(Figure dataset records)
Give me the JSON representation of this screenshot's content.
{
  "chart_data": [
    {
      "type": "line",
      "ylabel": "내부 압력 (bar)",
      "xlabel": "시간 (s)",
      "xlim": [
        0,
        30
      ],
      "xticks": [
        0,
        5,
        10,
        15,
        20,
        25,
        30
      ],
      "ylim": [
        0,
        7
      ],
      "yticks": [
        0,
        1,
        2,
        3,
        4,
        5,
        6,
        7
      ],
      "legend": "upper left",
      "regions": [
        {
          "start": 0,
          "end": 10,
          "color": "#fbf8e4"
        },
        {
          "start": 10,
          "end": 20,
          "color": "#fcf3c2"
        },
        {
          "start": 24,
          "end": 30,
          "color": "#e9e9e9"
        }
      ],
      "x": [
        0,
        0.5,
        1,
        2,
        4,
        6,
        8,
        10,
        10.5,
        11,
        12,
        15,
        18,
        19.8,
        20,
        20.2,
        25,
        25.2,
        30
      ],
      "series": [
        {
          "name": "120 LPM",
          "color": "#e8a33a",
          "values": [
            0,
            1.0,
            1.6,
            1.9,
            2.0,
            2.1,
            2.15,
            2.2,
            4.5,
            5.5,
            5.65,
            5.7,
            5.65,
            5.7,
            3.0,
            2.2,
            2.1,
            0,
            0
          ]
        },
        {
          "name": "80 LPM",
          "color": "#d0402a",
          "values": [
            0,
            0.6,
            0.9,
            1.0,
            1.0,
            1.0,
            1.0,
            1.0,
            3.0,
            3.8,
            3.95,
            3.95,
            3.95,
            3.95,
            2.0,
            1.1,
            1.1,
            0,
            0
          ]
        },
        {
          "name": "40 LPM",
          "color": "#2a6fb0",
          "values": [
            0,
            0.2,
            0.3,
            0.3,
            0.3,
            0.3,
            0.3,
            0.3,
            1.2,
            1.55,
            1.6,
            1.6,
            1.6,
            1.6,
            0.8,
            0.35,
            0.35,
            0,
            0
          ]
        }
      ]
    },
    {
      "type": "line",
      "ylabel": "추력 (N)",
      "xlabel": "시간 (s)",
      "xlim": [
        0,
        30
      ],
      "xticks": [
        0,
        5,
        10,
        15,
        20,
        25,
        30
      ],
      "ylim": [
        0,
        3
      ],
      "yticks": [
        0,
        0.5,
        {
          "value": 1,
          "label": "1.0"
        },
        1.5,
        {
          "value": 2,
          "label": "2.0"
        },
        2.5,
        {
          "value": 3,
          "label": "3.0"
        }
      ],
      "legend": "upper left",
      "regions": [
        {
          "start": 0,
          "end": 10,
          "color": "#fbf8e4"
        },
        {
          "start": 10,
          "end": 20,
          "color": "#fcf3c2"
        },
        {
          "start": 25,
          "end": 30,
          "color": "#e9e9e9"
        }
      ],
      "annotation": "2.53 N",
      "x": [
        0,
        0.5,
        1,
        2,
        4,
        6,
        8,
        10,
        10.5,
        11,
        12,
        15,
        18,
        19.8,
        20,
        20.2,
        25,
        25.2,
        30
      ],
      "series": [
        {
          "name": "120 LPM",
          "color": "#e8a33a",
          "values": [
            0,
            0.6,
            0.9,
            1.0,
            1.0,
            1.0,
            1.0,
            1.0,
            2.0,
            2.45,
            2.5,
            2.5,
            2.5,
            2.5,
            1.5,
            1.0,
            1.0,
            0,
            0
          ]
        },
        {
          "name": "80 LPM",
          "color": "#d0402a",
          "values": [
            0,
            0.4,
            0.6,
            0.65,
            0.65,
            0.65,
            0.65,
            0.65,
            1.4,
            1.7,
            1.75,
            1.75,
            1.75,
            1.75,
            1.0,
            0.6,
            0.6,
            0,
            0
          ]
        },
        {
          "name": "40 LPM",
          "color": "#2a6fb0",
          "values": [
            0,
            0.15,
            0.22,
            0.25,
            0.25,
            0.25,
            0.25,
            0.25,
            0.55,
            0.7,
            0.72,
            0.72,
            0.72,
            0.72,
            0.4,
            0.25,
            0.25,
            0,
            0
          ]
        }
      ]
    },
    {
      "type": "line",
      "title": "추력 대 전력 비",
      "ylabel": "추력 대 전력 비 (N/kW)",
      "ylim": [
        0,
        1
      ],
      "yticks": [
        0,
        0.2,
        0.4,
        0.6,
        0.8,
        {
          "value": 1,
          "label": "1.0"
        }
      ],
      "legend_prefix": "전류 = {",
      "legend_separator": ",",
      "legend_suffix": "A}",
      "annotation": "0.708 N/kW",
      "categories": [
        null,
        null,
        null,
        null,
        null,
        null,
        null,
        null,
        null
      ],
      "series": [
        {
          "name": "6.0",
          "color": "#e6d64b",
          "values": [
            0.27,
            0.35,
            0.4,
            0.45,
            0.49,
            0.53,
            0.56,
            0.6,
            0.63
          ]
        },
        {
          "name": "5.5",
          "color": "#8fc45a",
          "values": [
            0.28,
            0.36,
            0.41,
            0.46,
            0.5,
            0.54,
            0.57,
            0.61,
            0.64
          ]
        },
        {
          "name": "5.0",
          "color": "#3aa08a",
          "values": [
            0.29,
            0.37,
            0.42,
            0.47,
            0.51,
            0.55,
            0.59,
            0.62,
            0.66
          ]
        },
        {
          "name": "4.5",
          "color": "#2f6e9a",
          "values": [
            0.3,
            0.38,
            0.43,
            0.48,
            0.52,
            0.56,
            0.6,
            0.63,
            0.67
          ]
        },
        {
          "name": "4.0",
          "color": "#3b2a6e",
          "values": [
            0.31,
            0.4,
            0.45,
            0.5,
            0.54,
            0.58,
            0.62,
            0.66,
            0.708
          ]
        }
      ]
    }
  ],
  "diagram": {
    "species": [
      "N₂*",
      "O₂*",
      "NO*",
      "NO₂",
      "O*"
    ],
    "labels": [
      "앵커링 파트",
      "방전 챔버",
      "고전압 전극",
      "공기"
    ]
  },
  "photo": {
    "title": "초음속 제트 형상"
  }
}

--- Given problem ---
Write out the whole listing again, exactly as it stands.

--- Written solution ---
Give me the JSON representation of this screenshot's content.
{
  "chart_data": [
    {
      "type": "line",
      "ylabel": "내부 압력 (bar)",
      "xlabel": "시간 (s)",
      "xlim": [
        0,
        30
      ],
      "xticks": [
        0,
        5,
        10,
        15,
        20,
        25,
        30
      ],
      "ylim": [
        0,
        7
      ],
      "yticks": [
        0,
        1,
        2,
        3,
        4,
        5,
        6,
        7
      ],
      "legend": "upper left",
      "regions": [
        {
          "start": 0,
          "end": 10,
          "color": "#fbf8e4"
        },
        {
          "start": 10,
          "end": 20,
          "color": "#fcf3c2"
        },
        {
          "start": 24,
          "end": 30,
          "color": "#e9e9e9"
        }
      ],
      "x": [
        0,
        0.5,
        1,
        2,
        4,
        6,
        8,
        10,
        10.5,
        11,
        12,
        15,
        18,
        19.8,
        20,
        20.2,
        25,
        25.2,
        30
      ],
      "series": [
        {
          "name": "120 LPM",
          "color": "#e8a33a",
          "values": [
            0,
            1.0,
            1.6,
            1.9,
            2.0,
            2.1,
            2.15,
            2.2,
            4.5,
            5.5,
            5.65,
            5.7,
            5.65,
            5.7,
            3.0,
            2.2,
            2.1,
            0,
            0
          ]
        },
        {
          "name": "80 LPM",
          "color": "#d0402a",
          "values": [
            0,
            0.6,
            0.9,
            1.0,
            1.0,
            1.0,
            1.0,
            1.0,
            3.0,
            3.8,
            3.95,
            3.95,
            3.95,
            3.95,
            2.0,
            1.1,
            1.1,
            0,
            0
          ]
        },
        {
          "name": "40 LPM",
          "color": "#2a6fb0",
          "values": [
            0,
            0.2,
            0.3,
            0.3,
            0.3,
            0.3,
            0.3,
            0.3,
            1.2,
            1.55,
            1.6,
            1.6,
            1.6,
            1.6,
            0.8,
            0.35,
            0.35,
            0,
            0
          ]
        }
      ]
    },
    {
      "type": "line",
      "ylabel": "추력 (N)",
      "xlabel": "시간 (s)",
      "xlim": [
        0,
        30
      ],
      "xticks": [
        0,
        5,
        10,
        15,
        20,
        25,
        30
      ],
      "ylim": [
        0,
        3
      ],
      "yticks": [
        0,
        0.5,
        {
          "value": 1,
          "label": "1.0"
        },
        1.5,
        {
          "value": 2,
          "label": "2.0"
        },
        2.5,
        {
          "value": 3,
          "label": "3.0"
        }
      ],
      "legend": "upper left",
      "regions": [
        {
          "start": 0,
          "end": 10,
          "color": "#fbf8e4"
        },
        {
          "start": 10,
          "end": 20,
          "color": "#fcf3c2"
        },
        {
          "start": 25,
          "end": 30,
          "color": "#e9e9e9"
        }
      ],
      "annotation": "2.53 N",
      "x": [
        0,
        0.5,
        1,
        2,
        4,
        6,
        8,
        10,
        10.5,
        11,
        12,
        15,
        18,
        19.8,
        20,
        20.2,
        25,
        25.2,
        30
      ],
      "series": [
        {
          "name": "120 LPM",
          "color": "#e8a33a",
          "values": [
            0,
            0.6,
            0.9,
            1.0,
            1.0,
            1.0,
            1.0,
            1.0,
            2.0,
            2.45,
            2.5,
            2.5,
            2.5,
            2.5,
            1.5,
            1.0,
            1.0,
            0,
            0
          ]
        },
        {
          "name": "80 LPM",
          "color": "#d0402a",
          "values": [
            0,
            0.4,
            0.6,
            0.65,
            0.65,
            0.65,
            0.65,
            0.65,
            1.4,
            1.7,
            1.75,
            1.75,
            1.75,
            1.75,
            1.0,
            0.6,
            0.6,
            0,
            0
          ]
        },
        {
          "name": "40 LPM",
          "color": "#2a6fb0",
          "values": [
            0,
            0.15,
            0.22,
            0.25,
            0.25,
            0.25,
            0.25,
            0.25,
            0.55,
            0.7,
            0.72,
            0.72,
            0.72,
            0.72,
            0.4,
            0.25,
            0.25,
            0,
            0
          ]
        }
      ]
    },
    {
      "type": "line",
      "title": "추력 대 전력 비",
      "ylabel": "추력 대 전력 비 (N/kW)",
      "ylim": [
        0,
        1
      ],
      "yticks": [
        0,
        0.2,
        0.4,
        0.6,
        0.8,
        {
          "value": 1,
          "label": "1.0"
        }
      ],
      "legend_prefix": "전류 = {",
      "legend_separator": ",",
      "legend_suffix": "A}",
      "annotation": "0.708 N/kW",
      "categories": [
        null,
        null,
        null,
        null,
        null,
        null,
        null,
        null,
        null
      ],
      "series": [
        {
          "name": "6.0",
          "color": "#e6d64b",
          "values": [
            0.27,
            0.35,
            0.4,
            0.45,
            0.49,
            0.53,
            0.56,
            0.6,
            0.63
          ]
        },
        {
          "name": "5.5",
          "color": "#8fc45a",
          "values": [
            0.28,
            0.36,
            0.41,
            0.46,
            0.5,
            0.54,
            0.57,
            0.61,
            0.64
          ]
        },
        {
          "name": "5.0",
          "color": "#3aa08a",
          "values": [
            0.29,
            0.37,
            0.42,
            0.47,
            0.51,
            0.55,
            0.59,
            0.62,
            0.66
          ]
        },
        {
          "name": "4.5",
          "color": "#2f6e9a",
          "values": [
            0.3,
            0.38,
            0.43,
            0.48,
            0.52,
            0.56,
            0.6,
            0.63,
            0.67
          ]
        },
        {
          "name": "4.0",
          "color": "#3b2a6e",
          "values": [
            0.31,
            0.4,
            0.45,
            0.5,
            0.54,
            0.58,
            0.62,
            0.66,
            0.708
          ]
        }
      ]
    }
  ],
  "diagram": {
    "species": [
      "N₂*",
      "O₂*",
      "NO*",
      "NO₂",
      "O*"
    ],
    "labels": [
      "앵커링 파트",
      "방전 챔버",
      "고전압 전극",
      "공기"
    ]
  },
  "photo": {
    "title": "초음속 제트 형상"
  }
}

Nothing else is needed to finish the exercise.